(Stored data entries)
----

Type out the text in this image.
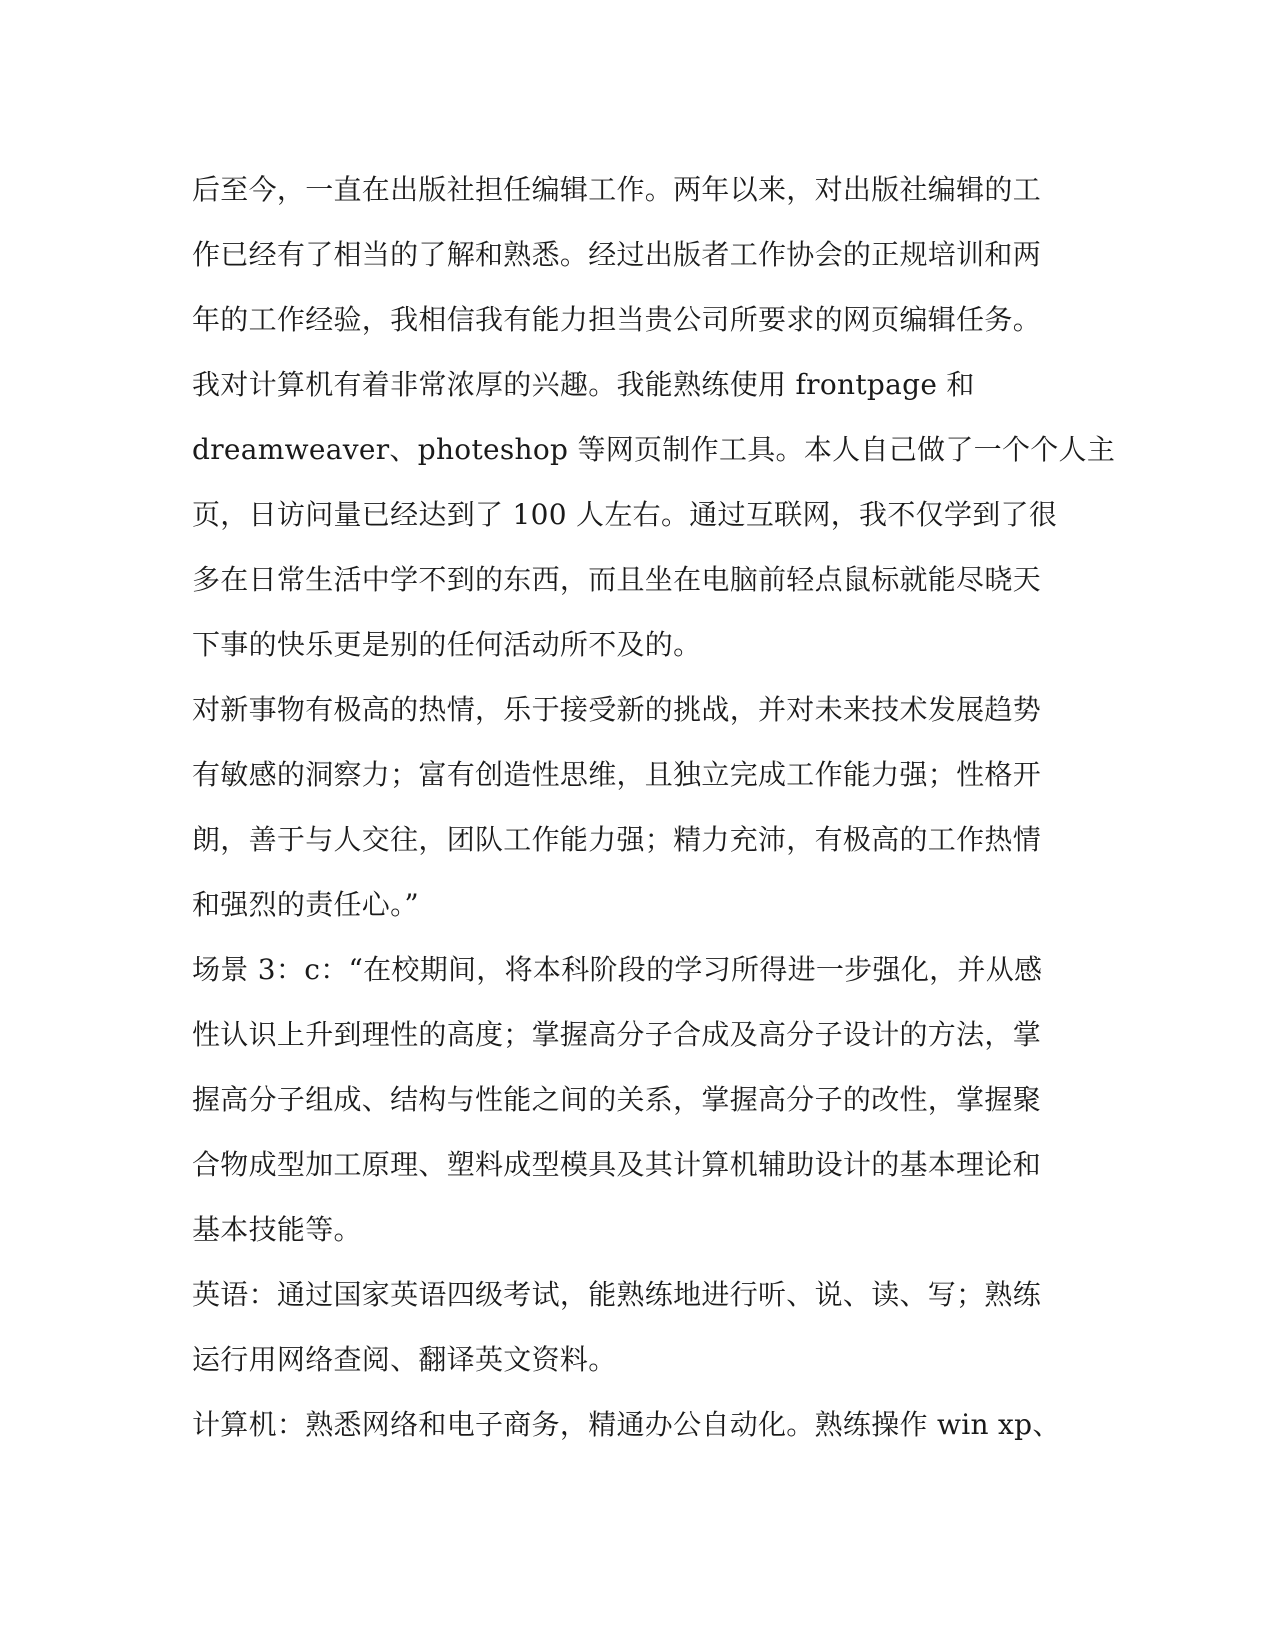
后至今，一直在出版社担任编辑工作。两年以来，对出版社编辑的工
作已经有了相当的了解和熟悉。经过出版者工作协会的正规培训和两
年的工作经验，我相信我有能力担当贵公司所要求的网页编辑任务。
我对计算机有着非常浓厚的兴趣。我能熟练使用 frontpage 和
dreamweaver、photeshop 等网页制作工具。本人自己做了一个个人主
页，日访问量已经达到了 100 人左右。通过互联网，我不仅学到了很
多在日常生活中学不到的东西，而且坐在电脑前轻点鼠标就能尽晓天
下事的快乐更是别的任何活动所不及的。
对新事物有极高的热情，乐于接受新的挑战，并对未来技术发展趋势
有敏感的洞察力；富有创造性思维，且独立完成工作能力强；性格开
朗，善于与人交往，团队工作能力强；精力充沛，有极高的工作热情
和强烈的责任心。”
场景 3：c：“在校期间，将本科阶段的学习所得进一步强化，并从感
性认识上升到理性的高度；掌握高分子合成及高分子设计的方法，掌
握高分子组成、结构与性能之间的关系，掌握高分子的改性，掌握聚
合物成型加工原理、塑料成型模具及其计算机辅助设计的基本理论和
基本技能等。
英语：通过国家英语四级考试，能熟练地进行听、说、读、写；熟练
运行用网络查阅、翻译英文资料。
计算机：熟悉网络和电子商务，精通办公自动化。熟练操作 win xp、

----

» TASK PROMPT
In this exercise, set down all of the data exactly, without the pictures.

» WORKED SOLUTION
Type out the text in this image.
后至今，一直在出版社担任编辑工作。两年以来，对出版社编辑的工
作已经有了相当的了解和熟悉。经过出版者工作协会的正规培训和两
年的工作经验，我相信我有能力担当贵公司所要求的网页编辑任务。
我对计算机有着非常浓厚的兴趣。我能熟练使用 frontpage 和
dreamweaver、photeshop 等网页制作工具。本人自己做了一个个人主
页，日访问量已经达到了 100 人左右。通过互联网，我不仅学到了很
多在日常生活中学不到的东西，而且坐在电脑前轻点鼠标就能尽晓天
下事的快乐更是别的任何活动所不及的。
对新事物有极高的热情，乐于接受新的挑战，并对未来技术发展趋势
有敏感的洞察力；富有创造性思维，且独立完成工作能力强；性格开
朗，善于与人交往，团队工作能力强；精力充沛，有极高的工作热情
和强烈的责任心。”
场景 3：c：“在校期间，将本科阶段的学习所得进一步强化，并从感
性认识上升到理性的高度；掌握高分子合成及高分子设计的方法，掌
握高分子组成、结构与性能之间的关系，掌握高分子的改性，掌握聚
合物成型加工原理、塑料成型模具及其计算机辅助设计的基本理论和
基本技能等。
英语：通过国家英语四级考试，能熟练地进行听、说、读、写；熟练
运行用网络查阅、翻译英文资料。
计算机：熟悉网络和电子商务，精通办公自动化。熟练操作 win xp、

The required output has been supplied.